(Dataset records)
====================
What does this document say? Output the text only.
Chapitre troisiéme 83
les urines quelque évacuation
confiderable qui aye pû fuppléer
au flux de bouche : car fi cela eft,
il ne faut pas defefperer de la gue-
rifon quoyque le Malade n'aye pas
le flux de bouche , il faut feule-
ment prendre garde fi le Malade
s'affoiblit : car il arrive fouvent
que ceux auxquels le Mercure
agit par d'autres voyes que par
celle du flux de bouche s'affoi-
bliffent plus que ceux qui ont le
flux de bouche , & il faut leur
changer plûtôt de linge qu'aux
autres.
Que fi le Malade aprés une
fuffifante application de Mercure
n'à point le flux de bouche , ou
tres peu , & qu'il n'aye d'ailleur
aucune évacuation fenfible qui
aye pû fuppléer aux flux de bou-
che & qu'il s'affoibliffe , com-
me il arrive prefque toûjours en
====================
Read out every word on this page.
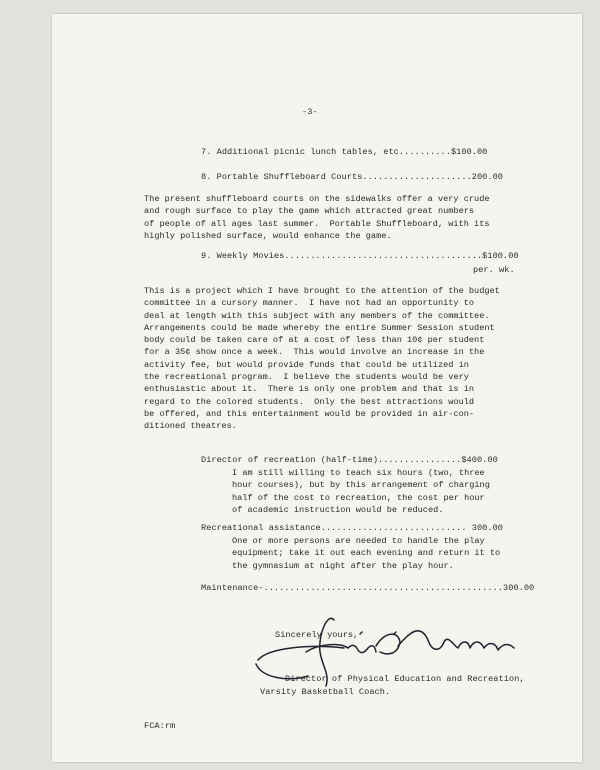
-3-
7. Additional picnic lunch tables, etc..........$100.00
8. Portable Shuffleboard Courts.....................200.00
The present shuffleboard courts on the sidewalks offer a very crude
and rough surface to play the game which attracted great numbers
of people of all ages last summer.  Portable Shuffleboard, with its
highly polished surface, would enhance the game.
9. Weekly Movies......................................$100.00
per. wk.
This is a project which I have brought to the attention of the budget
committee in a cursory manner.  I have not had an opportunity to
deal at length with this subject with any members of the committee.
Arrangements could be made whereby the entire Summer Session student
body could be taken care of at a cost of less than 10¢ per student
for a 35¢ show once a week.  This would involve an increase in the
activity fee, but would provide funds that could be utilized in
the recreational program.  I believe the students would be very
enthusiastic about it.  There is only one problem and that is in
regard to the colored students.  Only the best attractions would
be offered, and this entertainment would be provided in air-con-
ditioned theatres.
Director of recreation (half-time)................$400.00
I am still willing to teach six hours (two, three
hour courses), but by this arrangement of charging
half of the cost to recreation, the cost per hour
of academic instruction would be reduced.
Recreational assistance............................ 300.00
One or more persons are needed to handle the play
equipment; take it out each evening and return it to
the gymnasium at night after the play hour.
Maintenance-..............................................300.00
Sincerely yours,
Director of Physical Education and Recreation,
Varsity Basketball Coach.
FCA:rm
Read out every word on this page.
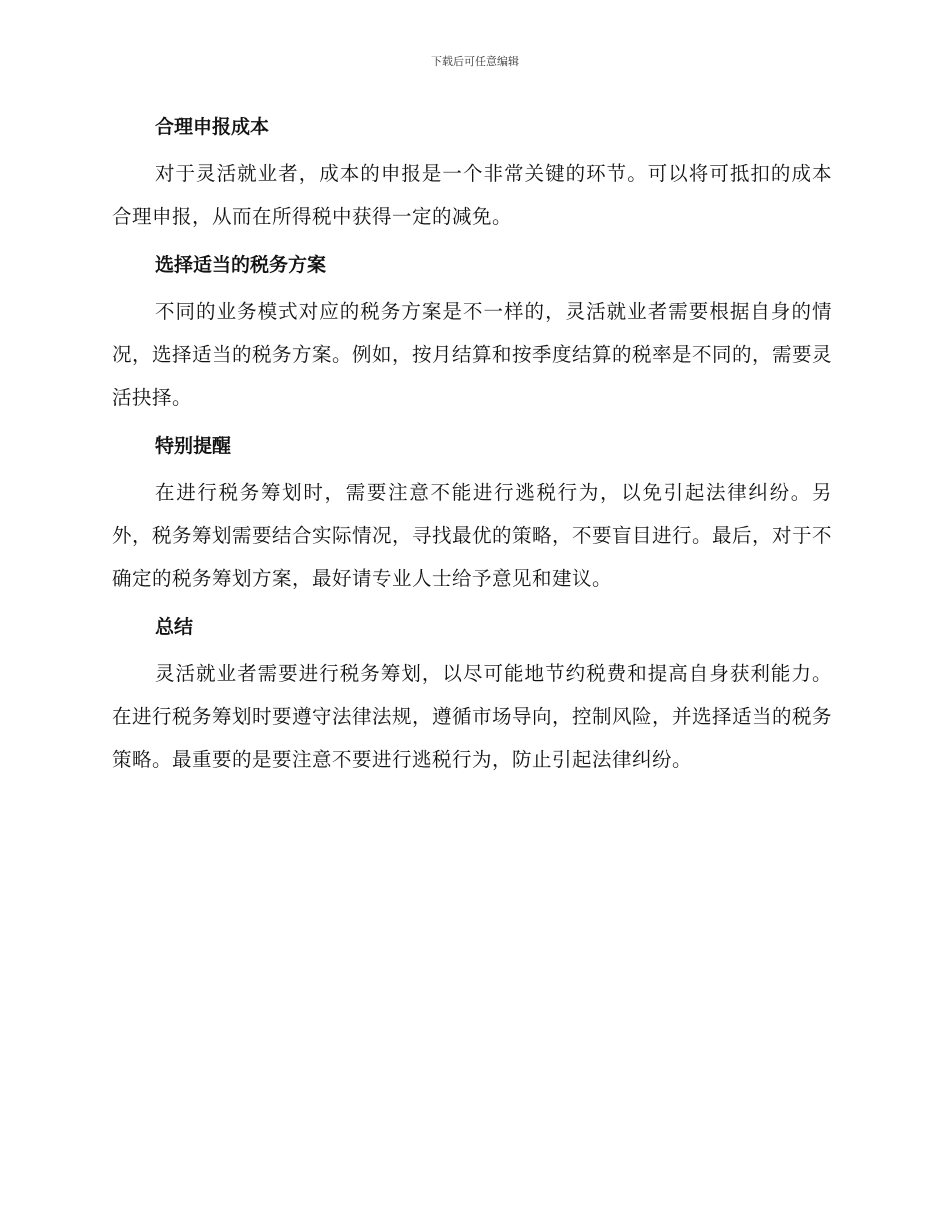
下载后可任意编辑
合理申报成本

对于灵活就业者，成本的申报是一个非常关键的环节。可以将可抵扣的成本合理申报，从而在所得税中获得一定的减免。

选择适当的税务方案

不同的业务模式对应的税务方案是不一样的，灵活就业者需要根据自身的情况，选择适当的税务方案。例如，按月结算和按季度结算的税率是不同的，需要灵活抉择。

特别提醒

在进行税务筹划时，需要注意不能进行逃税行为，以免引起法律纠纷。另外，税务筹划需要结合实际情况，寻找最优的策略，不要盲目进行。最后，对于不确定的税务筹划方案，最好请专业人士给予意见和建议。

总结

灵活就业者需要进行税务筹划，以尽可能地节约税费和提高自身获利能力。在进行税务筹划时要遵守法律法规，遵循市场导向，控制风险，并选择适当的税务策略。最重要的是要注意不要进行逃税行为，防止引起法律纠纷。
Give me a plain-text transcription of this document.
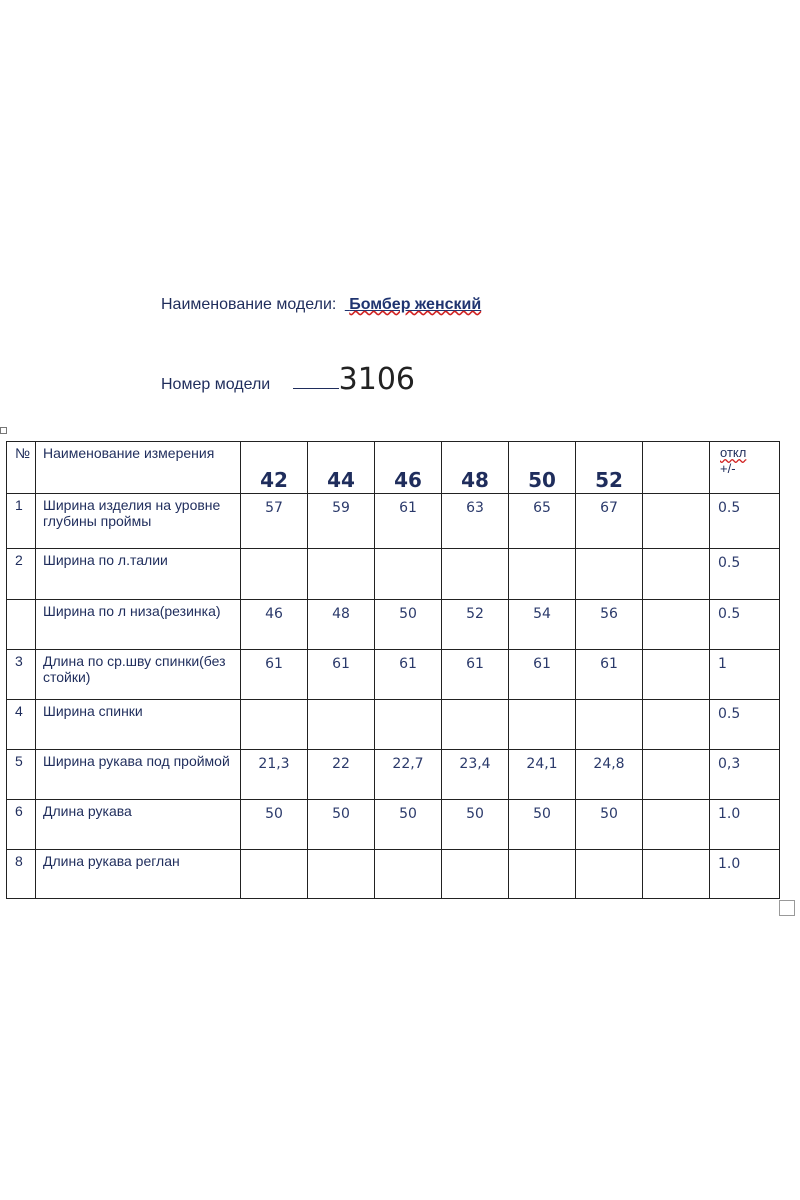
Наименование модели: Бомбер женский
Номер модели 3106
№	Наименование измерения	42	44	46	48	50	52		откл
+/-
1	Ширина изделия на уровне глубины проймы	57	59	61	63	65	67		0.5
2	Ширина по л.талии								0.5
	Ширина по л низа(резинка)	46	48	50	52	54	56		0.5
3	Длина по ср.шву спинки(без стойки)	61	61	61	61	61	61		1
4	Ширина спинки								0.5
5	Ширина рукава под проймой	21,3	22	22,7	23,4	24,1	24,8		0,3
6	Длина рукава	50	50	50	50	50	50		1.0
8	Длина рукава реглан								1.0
====================
Only the number is wanted: how many lines of the material above include the word "Mercure"?

> OUTPUT OF THE TASK: 2